__Task directions__. Produce an exact copy of all the data below, dropping every image.

__Raw records__.
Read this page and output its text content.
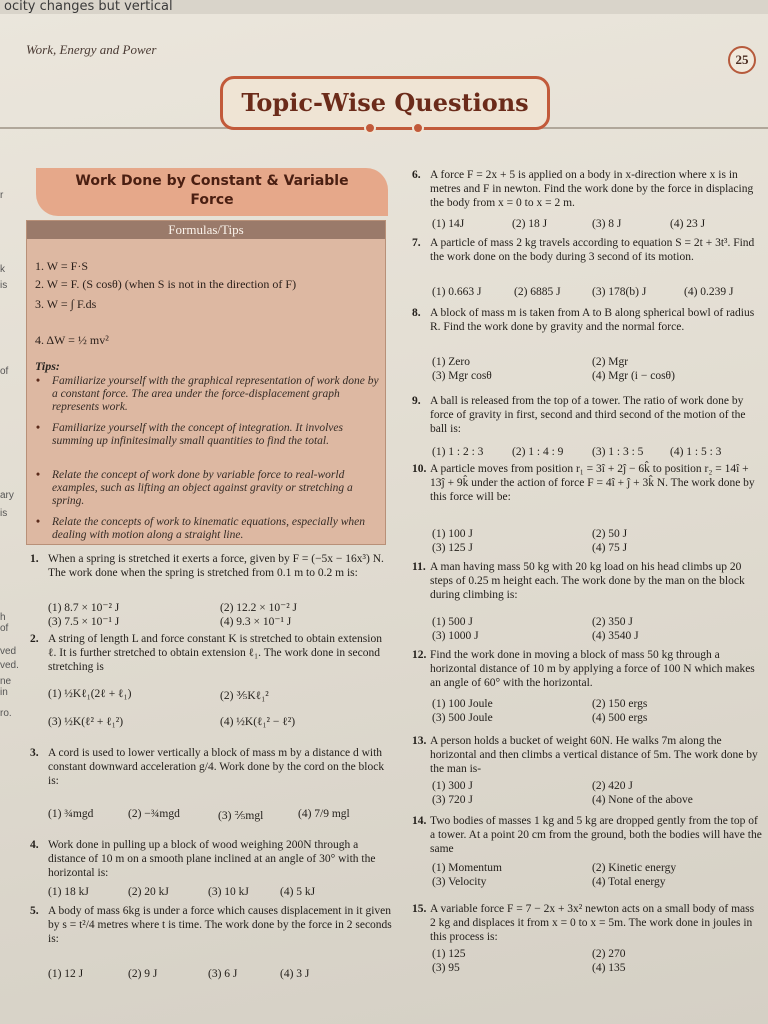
ocity changes but vertical
r
k
is
of
ary
is
h of
ved
ved.
ne in
ro.
Work, Energy and Power
25
Topic-Wise Questions
Work Done by Constant & Variable
Force
Formulas/Tips
1. W = F·S
2. W = F. (S cosθ) (when S is not in the direction of F)
3. W = ∫ F.ds
4. ΔW = ½ mv²
Tips:
• Familiarize yourself with the graphical representation of work done by a constant force. The area under the force-displacement graph represents work.
• Familiarize yourself with the concept of integration. It involves summing up infinitesimally small quantities to find the total.
• Relate the concept of work done by variable force to real-world examples, such as lifting an object against gravity or stretching a spring.
• Relate the concepts of work to kinematic equations, especially when dealing with motion along a straight line.
1. When a spring is stretched it exerts a force, given by F = (−5x − 16x³) N. The work done when the spring is stretched from 0.1 m to 0.2 m is:
(1) 8.7 × 10⁻² J	(2) 12.2 × 10⁻² J
(3) 7.5 × 10⁻¹ J	(4) 9.3 × 10⁻¹ J
2. A string of length L and force constant K is stretched to obtain extension ℓ. It is further stretched to obtain extension ℓ₁. The work done in second stretching is
(1) ½Kℓ₁(2ℓ + ℓ₁)	(2) ⅗Kℓ₁²
(3) ½K(ℓ² + ℓ₁²)	(4) ½K(ℓ₁² − ℓ²)
3. A cord is used to lower vertically a block of mass m by a distance d with constant downward acceleration g/4. Work done by the cord on the block is:
(1) ¾mgd	(2) −¾mgd	(3) ⅖mgl	(4) 7/9 mgl
4. Work done in pulling up a block of wood weighing 200N through a distance of 10 m on a smooth plane inclined at an angle of 30° with the horizontal is:
(1) 18 kJ	(2) 20 kJ	(3) 10 kJ	(4) 5 kJ
5. A body of mass 6kg is under a force which causes displacement in it given by s = t²/4 metres where t is time. The work done by the force in 2 seconds is:
(1) 12 J	(2) 9 J	(3) 6 J	(4) 3 J
6. A force F = 2x + 5 is applied on a body in x-direction where x is in metres and F in newton. Find the work done by the force in displacing the body from x = 0 to x = 2 m.
(1) 14J	(2) 18 J	(3) 8 J	(4) 23 J
7. A particle of mass 2 kg travels according to equation S = 2t + 3t³. Find the work done on the body during 3 second of its motion.
(1) 0.663 J	(2) 6885 J	(3) 178(b) J	(4) 0.239 J
8. A block of mass m is taken from A to B along spherical bowl of radius R. Find the work done by gravity and the normal force.
(1) Zero	(2) Mgr
(3) Mgr cosθ	(4) Mgr (i − cosθ)
9. A ball is released from the top of a tower. The ratio of work done by force of gravity in first, second and third second of the motion of the ball is:
(1) 1 : 2 : 3 (2) 1 : 4 : 9 (3) 1 : 3 : 5 (4) 1 : 5 : 3
10. A particle moves from position r₁ = 3î + 2ĵ − 6k̂ to position r₂ = 14î + 13ĵ + 9k̂ under the action of force F = 4î + ĵ + 3k̂ N. The work done by this force will be:
(1) 100 J	(2) 50 J
(3) 125 J	(4) 75 J
11. A man having mass 50 kg with 20 kg load on his head climbs up 20 steps of 0.25 m height each. The work done by the man on the block during climbing is:
(1) 500 J	(2) 350 J
(3) 1000 J	(4) 3540 J
12. Find the work done in moving a block of mass 50 kg through a horizontal distance of 10 m by applying a force of 100 N which makes an angle of 60° with the horizontal.
(1) 100 Joule	(2) 150 ergs
(3) 500 Joule	(4) 500 ergs
13. A person holds a bucket of weight 60N. He walks 7m along the horizontal and then climbs a vertical distance of 5m. The work done by the man is-
(1) 300 J	(2) 420 J
(3) 720 J	(4) None of the above
14. Two bodies of masses 1 kg and 5 kg are dropped gently from the top of a tower. At a point 20 cm from the ground, both the bodies will have the same
(1) Momentum	(2) Kinetic energy
(3) Velocity	(4) Total energy
15. A variable force F = 7 − 2x + 3x² newton acts on a small body of mass 2 kg and displaces it from x = 0 to x = 5m. The work done in joules in this process is:
(1) 125	(2) 270
(3) 95	(4) 135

__Answer to this problem__.
Read this page and output its text content.
ocity changes but vertical
r
k
is
of
ary
is
h of
ved
ved.
ne in
ro.
Work, Energy and Power
25
Topic-Wise Questions
Work Done by Constant & Variable
Force
Formulas/Tips
1. W = F·S
2. W = F. (S cosθ) (when S is not in the direction of F)
3. W = ∫ F.ds
4. ΔW = ½ mv²
Tips:
• Familiarize yourself with the graphical representation of work done by a constant force. The area under the force-displacement graph represents work.
• Familiarize yourself with the concept of integration. It involves summing up infinitesimally small quantities to find the total.
• Relate the concept of work done by variable force to real-world examples, such as lifting an object against gravity or stretching a spring.
• Relate the concepts of work to kinematic equations, especially when dealing with motion along a straight line.
1. When a spring is stretched it exerts a force, given by F = (−5x − 16x³) N. The work done when the spring is stretched from 0.1 m to 0.2 m is:
(1) 8.7 × 10⁻² J	(2) 12.2 × 10⁻² J
(3) 7.5 × 10⁻¹ J	(4) 9.3 × 10⁻¹ J
2. A string of length L and force constant K is stretched to obtain extension ℓ. It is further stretched to obtain extension ℓ₁. The work done in second stretching is
(1) ½Kℓ₁(2ℓ + ℓ₁)	(2) ⅗Kℓ₁²
(3) ½K(ℓ² + ℓ₁²)	(4) ½K(ℓ₁² − ℓ²)
3. A cord is used to lower vertically a block of mass m by a distance d with constant downward acceleration g/4. Work done by the cord on the block is:
(1) ¾mgd	(2) −¾mgd	(3) ⅖mgl	(4) 7/9 mgl
4. Work done in pulling up a block of wood weighing 200N through a distance of 10 m on a smooth plane inclined at an angle of 30° with the horizontal is:
(1) 18 kJ	(2) 20 kJ	(3) 10 kJ	(4) 5 kJ
5. A body of mass 6kg is under a force which causes displacement in it given by s = t²/4 metres where t is time. The work done by the force in 2 seconds is:
(1) 12 J	(2) 9 J	(3) 6 J	(4) 3 J
6. A force F = 2x + 5 is applied on a body in x-direction where x is in metres and F in newton. Find the work done by the force in displacing the body from x = 0 to x = 2 m.
(1) 14J	(2) 18 J	(3) 8 J	(4) 23 J
7. A particle of mass 2 kg travels according to equation S = 2t + 3t³. Find the work done on the body during 3 second of its motion.
(1) 0.663 J	(2) 6885 J	(3) 178(b) J	(4) 0.239 J
8. A block of mass m is taken from A to B along spherical bowl of radius R. Find the work done by gravity and the normal force.
(1) Zero	(2) Mgr
(3) Mgr cosθ	(4) Mgr (i − cosθ)
9. A ball is released from the top of a tower. The ratio of work done by force of gravity in first, second and third second of the motion of the ball is:
(1) 1 : 2 : 3 (2) 1 : 4 : 9 (3) 1 : 3 : 5 (4) 1 : 5 : 3
10. A particle moves from position r₁ = 3î + 2ĵ − 6k̂ to position r₂ = 14î + 13ĵ + 9k̂ under the action of force F = 4î + ĵ + 3k̂ N. The work done by this force will be:
(1) 100 J	(2) 50 J
(3) 125 J	(4) 75 J
11. A man having mass 50 kg with 20 kg load on his head climbs up 20 steps of 0.25 m height each. The work done by the man on the block during climbing is:
(1) 500 J	(2) 350 J
(3) 1000 J	(4) 3540 J
12. Find the work done in moving a block of mass 50 kg through a horizontal distance of 10 m by applying a force of 100 N which makes an angle of 60° with the horizontal.
(1) 100 Joule	(2) 150 ergs
(3) 500 Joule	(4) 500 ergs
13. A person holds a bucket of weight 60N. He walks 7m along the horizontal and then climbs a vertical distance of 5m. The work done by the man is-
(1) 300 J	(2) 420 J
(3) 720 J	(4) None of the above
14. Two bodies of masses 1 kg and 5 kg are dropped gently from the top of a tower. At a point 20 cm from the ground, both the bodies will have the same
(1) Momentum	(2) Kinetic energy
(3) Velocity	(4) Total energy
15. A variable force F = 7 − 2x + 3x² newton acts on a small body of mass 2 kg and displaces it from x = 0 to x = 5m. The work done in joules in this process is:
(1) 125	(2) 270
(3) 95	(4) 135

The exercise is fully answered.